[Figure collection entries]
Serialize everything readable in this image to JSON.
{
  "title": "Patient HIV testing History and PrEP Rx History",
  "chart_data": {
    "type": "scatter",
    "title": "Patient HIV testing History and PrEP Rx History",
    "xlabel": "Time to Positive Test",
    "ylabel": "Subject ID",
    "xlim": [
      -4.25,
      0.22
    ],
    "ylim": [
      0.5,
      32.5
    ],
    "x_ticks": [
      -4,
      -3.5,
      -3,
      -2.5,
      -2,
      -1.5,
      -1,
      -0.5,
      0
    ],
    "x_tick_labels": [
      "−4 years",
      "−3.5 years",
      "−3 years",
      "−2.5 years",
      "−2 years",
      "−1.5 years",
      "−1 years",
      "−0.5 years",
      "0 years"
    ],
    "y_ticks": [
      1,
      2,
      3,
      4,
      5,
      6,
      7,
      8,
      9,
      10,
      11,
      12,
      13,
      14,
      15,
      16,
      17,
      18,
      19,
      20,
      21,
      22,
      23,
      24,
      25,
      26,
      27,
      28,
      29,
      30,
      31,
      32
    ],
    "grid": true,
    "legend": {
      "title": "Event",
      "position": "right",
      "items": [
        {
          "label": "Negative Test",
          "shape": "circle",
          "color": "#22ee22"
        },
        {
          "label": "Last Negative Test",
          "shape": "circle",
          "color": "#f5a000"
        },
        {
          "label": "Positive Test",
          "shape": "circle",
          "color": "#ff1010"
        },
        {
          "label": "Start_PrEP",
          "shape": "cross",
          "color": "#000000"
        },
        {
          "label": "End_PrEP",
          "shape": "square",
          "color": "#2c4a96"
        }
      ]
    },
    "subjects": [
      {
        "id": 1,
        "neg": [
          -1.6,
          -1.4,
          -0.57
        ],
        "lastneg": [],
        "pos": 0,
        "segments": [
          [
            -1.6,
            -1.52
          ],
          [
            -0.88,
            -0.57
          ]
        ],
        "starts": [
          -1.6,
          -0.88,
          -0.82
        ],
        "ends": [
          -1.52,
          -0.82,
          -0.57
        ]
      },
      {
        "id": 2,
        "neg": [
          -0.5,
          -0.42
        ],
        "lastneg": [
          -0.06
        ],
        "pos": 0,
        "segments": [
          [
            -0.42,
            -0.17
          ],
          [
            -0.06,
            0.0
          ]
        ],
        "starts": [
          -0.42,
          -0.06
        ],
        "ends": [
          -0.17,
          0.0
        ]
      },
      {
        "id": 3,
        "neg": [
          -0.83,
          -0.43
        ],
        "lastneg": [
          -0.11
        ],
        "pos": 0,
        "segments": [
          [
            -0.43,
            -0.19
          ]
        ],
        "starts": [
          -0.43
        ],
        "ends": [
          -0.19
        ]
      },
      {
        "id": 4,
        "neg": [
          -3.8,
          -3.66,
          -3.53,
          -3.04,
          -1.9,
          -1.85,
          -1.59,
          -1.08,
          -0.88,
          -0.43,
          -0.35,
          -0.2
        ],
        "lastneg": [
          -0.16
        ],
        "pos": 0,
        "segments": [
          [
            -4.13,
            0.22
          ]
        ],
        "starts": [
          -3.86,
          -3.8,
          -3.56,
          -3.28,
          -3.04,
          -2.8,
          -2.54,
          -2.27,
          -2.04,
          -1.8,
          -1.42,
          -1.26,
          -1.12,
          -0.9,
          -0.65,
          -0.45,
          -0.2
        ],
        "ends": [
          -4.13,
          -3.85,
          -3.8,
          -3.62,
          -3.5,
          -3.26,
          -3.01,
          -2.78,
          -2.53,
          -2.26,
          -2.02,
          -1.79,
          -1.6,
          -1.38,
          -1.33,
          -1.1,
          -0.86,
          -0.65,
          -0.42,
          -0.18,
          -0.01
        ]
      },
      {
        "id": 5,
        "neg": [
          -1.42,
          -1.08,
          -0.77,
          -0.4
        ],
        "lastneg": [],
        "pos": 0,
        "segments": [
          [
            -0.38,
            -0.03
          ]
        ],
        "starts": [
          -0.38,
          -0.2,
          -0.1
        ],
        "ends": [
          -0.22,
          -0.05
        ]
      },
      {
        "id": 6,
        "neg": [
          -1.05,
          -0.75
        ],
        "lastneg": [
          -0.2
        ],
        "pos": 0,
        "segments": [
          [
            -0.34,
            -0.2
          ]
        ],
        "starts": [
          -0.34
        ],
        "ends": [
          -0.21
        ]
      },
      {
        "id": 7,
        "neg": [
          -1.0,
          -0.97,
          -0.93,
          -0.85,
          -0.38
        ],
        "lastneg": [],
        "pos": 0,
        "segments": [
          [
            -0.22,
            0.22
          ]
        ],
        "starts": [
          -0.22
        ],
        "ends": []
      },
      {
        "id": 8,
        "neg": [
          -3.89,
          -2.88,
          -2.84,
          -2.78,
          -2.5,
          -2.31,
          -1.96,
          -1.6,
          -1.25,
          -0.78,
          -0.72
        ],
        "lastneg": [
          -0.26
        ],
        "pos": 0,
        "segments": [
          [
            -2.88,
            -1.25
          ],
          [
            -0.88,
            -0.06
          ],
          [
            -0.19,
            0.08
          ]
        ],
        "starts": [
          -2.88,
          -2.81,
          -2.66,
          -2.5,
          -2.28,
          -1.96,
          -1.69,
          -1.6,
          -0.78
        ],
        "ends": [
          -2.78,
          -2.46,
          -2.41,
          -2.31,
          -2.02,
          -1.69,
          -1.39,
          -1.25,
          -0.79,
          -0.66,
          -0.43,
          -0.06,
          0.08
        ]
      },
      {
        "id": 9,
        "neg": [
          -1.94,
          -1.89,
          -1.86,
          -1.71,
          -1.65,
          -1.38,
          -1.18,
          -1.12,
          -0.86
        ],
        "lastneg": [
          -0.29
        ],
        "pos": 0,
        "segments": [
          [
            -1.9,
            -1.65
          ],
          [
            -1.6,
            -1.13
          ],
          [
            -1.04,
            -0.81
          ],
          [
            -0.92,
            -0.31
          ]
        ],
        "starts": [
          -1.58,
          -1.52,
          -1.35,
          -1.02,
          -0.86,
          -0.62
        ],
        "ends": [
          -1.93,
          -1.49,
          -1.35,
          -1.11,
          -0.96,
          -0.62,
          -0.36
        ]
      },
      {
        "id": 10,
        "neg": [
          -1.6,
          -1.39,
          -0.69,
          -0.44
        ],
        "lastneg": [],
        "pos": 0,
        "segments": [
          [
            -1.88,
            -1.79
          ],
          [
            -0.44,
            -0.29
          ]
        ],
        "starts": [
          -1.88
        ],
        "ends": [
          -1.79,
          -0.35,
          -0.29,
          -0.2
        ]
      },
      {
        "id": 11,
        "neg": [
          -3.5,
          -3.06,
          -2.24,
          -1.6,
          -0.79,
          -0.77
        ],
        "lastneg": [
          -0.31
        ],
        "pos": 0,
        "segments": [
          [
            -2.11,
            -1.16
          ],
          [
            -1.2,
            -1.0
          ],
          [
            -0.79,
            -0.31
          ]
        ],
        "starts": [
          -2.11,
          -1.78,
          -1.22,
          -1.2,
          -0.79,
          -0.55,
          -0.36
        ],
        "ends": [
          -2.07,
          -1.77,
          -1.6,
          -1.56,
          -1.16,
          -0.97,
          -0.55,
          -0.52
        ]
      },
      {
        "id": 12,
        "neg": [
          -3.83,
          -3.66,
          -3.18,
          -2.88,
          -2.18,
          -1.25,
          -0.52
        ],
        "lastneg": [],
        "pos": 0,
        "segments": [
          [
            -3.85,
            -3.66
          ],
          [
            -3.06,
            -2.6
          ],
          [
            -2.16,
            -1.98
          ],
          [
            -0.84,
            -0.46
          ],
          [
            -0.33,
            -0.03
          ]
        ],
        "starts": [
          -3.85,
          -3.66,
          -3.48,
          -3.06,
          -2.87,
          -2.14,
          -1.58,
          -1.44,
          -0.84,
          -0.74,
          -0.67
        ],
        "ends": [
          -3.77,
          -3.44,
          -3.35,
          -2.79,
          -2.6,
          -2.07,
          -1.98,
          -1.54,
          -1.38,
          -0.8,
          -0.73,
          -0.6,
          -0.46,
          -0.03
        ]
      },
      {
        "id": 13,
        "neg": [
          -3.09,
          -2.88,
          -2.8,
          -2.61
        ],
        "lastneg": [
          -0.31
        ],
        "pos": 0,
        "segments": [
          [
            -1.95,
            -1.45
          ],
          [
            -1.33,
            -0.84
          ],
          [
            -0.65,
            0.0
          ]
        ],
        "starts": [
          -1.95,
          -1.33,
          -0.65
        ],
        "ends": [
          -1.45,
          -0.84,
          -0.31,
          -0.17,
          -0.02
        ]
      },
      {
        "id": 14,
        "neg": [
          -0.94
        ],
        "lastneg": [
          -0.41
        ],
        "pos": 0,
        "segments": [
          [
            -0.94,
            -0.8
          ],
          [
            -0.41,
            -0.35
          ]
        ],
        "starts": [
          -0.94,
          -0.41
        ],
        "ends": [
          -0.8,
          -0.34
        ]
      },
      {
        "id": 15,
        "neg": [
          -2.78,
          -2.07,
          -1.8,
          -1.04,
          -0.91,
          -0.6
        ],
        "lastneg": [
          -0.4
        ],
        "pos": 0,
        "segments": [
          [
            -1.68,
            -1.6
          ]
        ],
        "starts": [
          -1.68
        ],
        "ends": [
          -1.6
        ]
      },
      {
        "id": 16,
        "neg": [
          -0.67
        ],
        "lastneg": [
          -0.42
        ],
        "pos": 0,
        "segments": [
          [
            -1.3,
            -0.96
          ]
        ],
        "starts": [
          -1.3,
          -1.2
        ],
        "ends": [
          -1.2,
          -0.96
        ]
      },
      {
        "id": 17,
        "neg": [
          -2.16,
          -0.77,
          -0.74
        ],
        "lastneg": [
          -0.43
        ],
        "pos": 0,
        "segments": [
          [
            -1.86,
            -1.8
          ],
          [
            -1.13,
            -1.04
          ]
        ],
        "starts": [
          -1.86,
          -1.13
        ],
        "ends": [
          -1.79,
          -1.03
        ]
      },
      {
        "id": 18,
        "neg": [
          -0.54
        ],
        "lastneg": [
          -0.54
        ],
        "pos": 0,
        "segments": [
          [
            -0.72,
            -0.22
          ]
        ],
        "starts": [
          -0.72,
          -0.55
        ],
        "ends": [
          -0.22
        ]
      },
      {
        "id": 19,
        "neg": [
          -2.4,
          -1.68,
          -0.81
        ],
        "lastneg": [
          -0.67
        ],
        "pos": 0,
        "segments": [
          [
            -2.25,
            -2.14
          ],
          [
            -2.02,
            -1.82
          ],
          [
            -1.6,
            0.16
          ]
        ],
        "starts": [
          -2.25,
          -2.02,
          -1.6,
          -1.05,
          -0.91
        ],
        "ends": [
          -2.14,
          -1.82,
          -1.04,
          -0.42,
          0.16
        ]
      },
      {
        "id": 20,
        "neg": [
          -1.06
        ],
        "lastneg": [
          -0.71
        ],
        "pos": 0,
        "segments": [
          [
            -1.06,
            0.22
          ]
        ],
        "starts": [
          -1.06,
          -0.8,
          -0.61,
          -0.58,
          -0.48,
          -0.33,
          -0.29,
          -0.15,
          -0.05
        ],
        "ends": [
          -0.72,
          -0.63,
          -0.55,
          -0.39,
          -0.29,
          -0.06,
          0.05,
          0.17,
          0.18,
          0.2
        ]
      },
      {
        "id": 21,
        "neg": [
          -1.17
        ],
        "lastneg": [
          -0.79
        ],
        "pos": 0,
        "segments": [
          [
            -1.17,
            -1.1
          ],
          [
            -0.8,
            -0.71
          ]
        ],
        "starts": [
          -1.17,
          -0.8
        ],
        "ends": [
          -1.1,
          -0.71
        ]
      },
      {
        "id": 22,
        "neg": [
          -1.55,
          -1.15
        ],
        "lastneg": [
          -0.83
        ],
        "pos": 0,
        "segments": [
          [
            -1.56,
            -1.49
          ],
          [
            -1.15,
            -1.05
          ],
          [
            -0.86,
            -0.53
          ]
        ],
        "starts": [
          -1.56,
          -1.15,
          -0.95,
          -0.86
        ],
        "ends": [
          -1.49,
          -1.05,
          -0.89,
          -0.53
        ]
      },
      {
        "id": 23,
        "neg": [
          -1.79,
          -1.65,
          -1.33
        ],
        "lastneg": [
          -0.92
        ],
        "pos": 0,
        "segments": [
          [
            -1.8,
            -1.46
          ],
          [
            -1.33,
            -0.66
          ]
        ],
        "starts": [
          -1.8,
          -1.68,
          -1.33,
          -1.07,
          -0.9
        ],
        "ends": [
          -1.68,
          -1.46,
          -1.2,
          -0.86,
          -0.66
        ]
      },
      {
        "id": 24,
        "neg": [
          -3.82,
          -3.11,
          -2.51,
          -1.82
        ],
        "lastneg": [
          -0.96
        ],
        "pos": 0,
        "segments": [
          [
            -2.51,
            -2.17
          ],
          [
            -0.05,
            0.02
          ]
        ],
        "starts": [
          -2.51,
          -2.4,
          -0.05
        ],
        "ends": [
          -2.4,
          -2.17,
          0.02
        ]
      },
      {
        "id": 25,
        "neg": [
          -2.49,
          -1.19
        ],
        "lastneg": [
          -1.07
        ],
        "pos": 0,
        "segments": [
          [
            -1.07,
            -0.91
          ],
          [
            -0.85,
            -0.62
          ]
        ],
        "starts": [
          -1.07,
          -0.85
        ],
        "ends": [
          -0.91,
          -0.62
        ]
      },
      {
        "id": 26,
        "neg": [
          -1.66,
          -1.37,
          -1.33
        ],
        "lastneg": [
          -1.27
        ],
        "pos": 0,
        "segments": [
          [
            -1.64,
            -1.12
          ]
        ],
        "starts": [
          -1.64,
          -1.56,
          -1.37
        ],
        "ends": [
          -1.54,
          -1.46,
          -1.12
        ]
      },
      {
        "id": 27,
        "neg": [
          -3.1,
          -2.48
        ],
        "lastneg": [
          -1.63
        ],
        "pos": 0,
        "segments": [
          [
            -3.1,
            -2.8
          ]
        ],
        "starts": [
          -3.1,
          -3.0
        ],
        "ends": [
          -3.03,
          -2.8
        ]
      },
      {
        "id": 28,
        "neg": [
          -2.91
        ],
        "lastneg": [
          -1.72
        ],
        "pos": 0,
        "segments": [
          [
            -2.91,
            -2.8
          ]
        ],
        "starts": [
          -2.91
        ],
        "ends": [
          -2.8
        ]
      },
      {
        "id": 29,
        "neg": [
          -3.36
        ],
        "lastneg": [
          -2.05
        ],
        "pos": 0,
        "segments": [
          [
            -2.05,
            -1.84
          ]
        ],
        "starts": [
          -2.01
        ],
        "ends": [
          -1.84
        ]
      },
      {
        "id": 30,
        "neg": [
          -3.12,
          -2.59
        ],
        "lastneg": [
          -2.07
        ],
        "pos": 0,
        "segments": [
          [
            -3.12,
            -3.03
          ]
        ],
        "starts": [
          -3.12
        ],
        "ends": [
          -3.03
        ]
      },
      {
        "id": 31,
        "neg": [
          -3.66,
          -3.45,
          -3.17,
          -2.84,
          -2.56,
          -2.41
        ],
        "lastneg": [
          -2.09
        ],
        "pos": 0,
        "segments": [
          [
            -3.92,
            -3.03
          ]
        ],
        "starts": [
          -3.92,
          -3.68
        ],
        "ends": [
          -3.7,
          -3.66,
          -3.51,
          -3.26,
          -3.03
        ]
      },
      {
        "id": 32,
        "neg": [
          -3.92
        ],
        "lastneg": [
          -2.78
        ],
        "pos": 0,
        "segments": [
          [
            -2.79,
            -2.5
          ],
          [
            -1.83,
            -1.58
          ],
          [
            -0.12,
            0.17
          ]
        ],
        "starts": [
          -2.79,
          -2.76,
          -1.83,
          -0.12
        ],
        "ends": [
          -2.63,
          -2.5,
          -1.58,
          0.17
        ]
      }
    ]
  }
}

* [Stated problem]: Go through the entries above and count the lines containing the word "title"; give only that count.

* [Solution for this problem]: 3